● Work to complete
Below are entries to be transcribed exactly; exclude the pictures from the copy.

**** Dataset rows ****

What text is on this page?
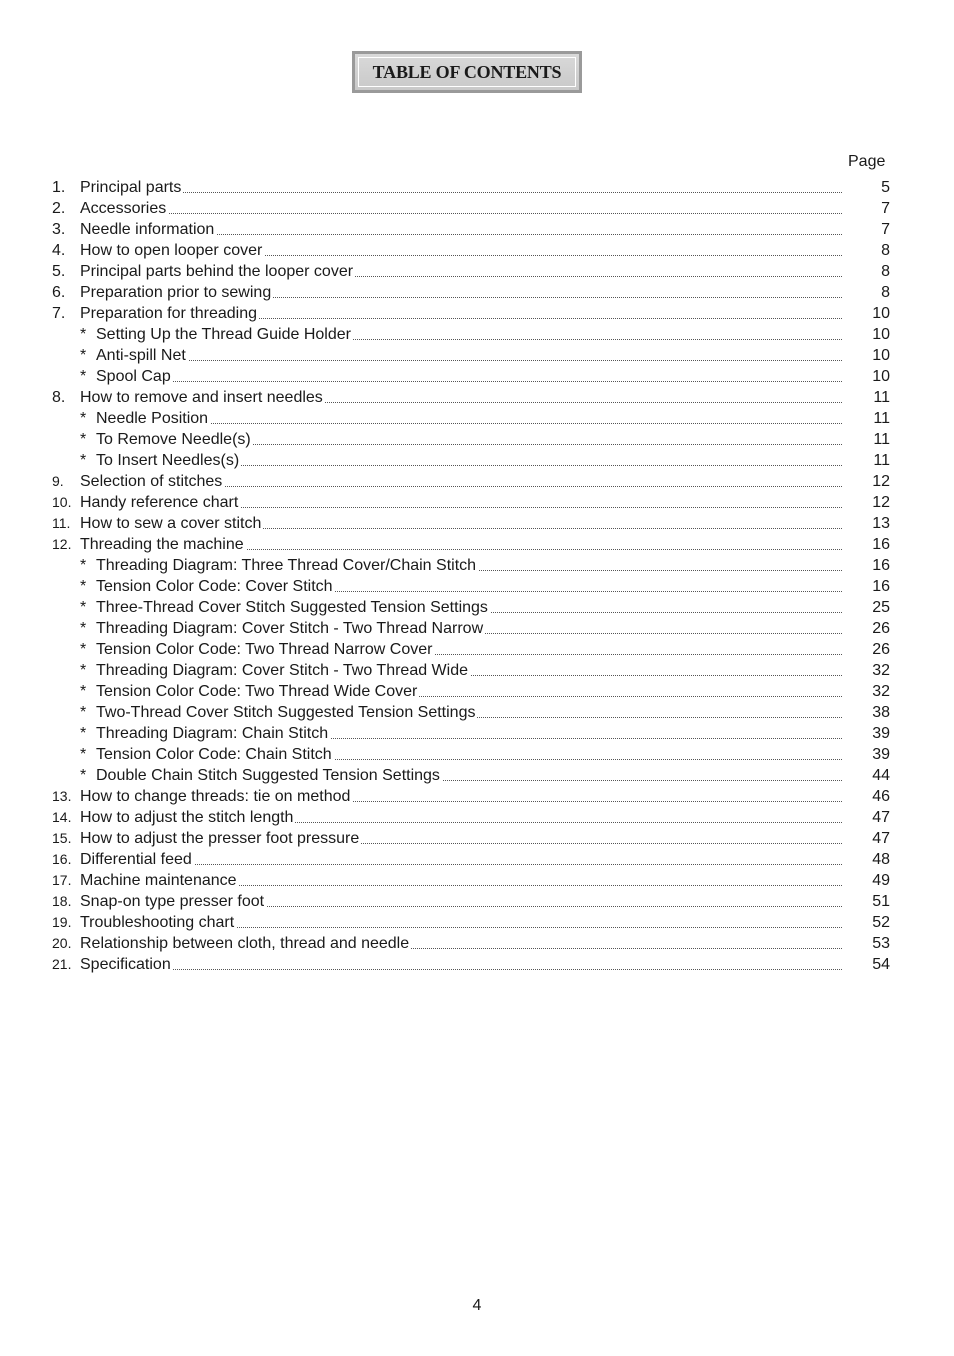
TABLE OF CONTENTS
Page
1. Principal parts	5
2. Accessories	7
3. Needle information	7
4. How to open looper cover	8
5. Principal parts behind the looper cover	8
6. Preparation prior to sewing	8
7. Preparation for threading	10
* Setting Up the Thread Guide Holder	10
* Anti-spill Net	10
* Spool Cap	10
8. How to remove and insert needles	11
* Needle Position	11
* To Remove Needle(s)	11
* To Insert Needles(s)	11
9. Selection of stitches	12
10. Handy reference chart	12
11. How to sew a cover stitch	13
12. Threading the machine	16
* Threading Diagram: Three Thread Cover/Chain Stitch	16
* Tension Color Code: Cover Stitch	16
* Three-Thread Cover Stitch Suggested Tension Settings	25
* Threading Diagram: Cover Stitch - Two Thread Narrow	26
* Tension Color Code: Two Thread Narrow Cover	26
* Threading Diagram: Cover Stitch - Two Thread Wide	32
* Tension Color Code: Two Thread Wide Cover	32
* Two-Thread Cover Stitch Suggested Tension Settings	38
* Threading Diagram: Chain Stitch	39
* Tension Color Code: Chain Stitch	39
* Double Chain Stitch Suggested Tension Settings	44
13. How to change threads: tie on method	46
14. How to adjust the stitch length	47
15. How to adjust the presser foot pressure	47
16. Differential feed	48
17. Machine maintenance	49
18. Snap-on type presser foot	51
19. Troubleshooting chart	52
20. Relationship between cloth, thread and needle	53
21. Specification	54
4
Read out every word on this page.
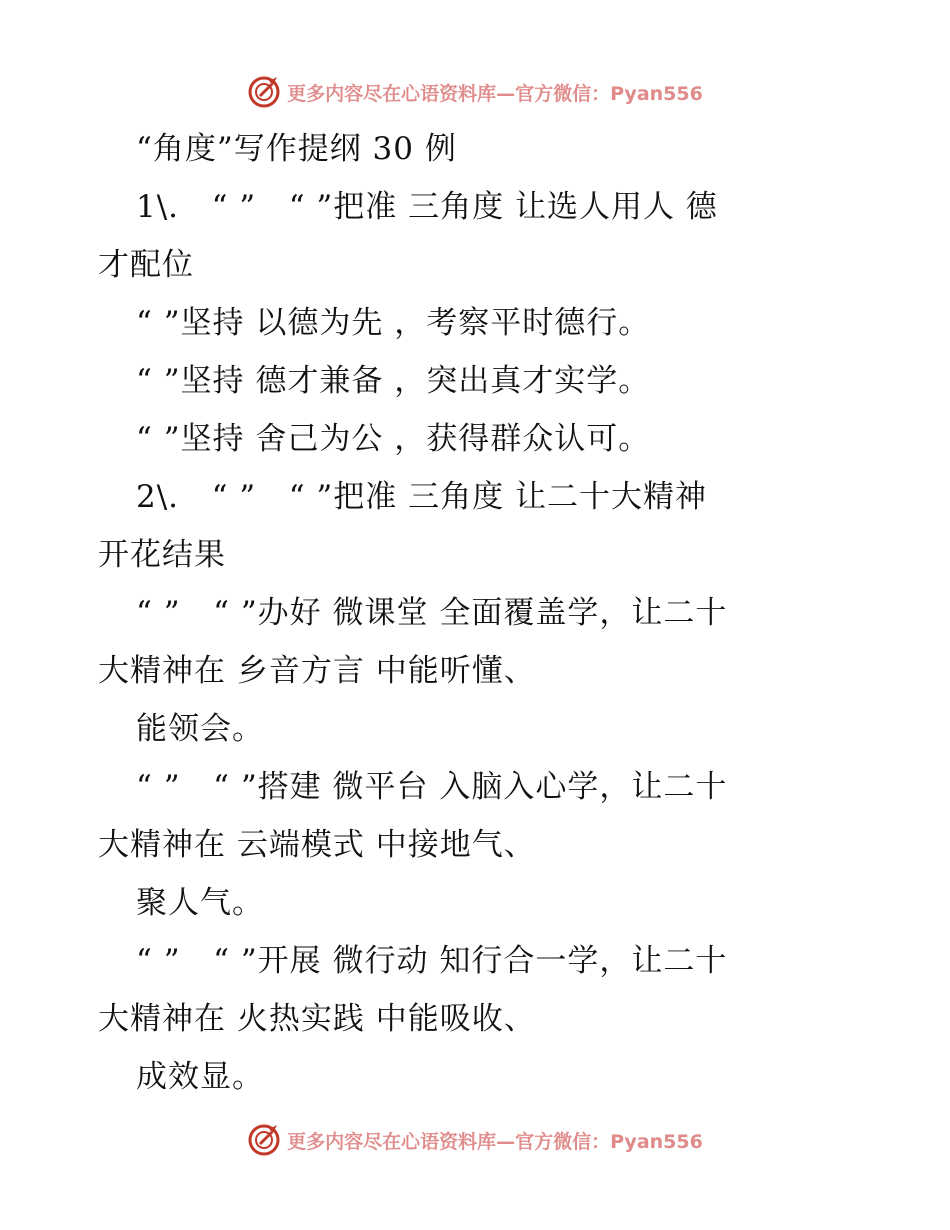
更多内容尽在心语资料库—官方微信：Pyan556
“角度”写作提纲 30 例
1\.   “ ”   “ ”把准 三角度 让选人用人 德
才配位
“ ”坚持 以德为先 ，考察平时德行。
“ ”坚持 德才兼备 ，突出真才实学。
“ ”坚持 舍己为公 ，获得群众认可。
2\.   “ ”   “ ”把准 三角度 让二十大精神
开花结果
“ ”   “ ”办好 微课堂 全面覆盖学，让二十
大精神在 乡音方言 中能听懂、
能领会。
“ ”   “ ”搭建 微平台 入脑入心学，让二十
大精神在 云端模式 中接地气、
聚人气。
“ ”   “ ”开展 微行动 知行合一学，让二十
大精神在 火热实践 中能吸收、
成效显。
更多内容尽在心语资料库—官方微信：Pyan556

****

● Solution below
What text is on this page?
TABLE OF CONTENTS
Page
1. Principal parts	5
2. Accessories	7
3. Needle information	7
4. How to open looper cover	8
5. Principal parts behind the looper cover	8
6. Preparation prior to sewing	8
7. Preparation for threading	10
* Setting Up the Thread Guide Holder	10
* Anti-spill Net	10
* Spool Cap	10
8. How to remove and insert needles	11
* Needle Position	11
* To Remove Needle(s)	11
* To Insert Needles(s)	11
9. Selection of stitches	12
10. Handy reference chart	12
11. How to sew a cover stitch	13
12. Threading the machine	16
* Threading Diagram: Three Thread Cover/Chain Stitch	16
* Tension Color Code: Cover Stitch	16
* Three-Thread Cover Stitch Suggested Tension Settings	25
* Threading Diagram: Cover Stitch - Two Thread Narrow	26
* Tension Color Code: Two Thread Narrow Cover	26
* Threading Diagram: Cover Stitch - Two Thread Wide	32
* Tension Color Code: Two Thread Wide Cover	32
* Two-Thread Cover Stitch Suggested Tension Settings	38
* Threading Diagram: Chain Stitch	39
* Tension Color Code: Chain Stitch	39
* Double Chain Stitch Suggested Tension Settings	44
13. How to change threads: tie on method	46
14. How to adjust the stitch length	47
15. How to adjust the presser foot pressure	47
16. Differential feed	48
17. Machine maintenance	49
18. Snap-on type presser foot	51
19. Troubleshooting chart	52
20. Relationship between cloth, thread and needle	53
21. Specification	54
4
Read out every word on this page.
更多内容尽在心语资料库—官方微信：Pyan556
“角度”写作提纲 30 例
1\.   “ ”   “ ”把准 三角度 让选人用人 德
才配位
“ ”坚持 以德为先 ，考察平时德行。
“ ”坚持 德才兼备 ，突出真才实学。
“ ”坚持 舍己为公 ，获得群众认可。
2\.   “ ”   “ ”把准 三角度 让二十大精神
开花结果
“ ”   “ ”办好 微课堂 全面覆盖学，让二十
大精神在 乡音方言 中能听懂、
能领会。
“ ”   “ ”搭建 微平台 入脑入心学，让二十
大精神在 云端模式 中接地气、
聚人气。
“ ”   “ ”开展 微行动 知行合一学，让二十
大精神在 火热实践 中能吸收、
成效显。
更多内容尽在心语资料库—官方微信：Pyan556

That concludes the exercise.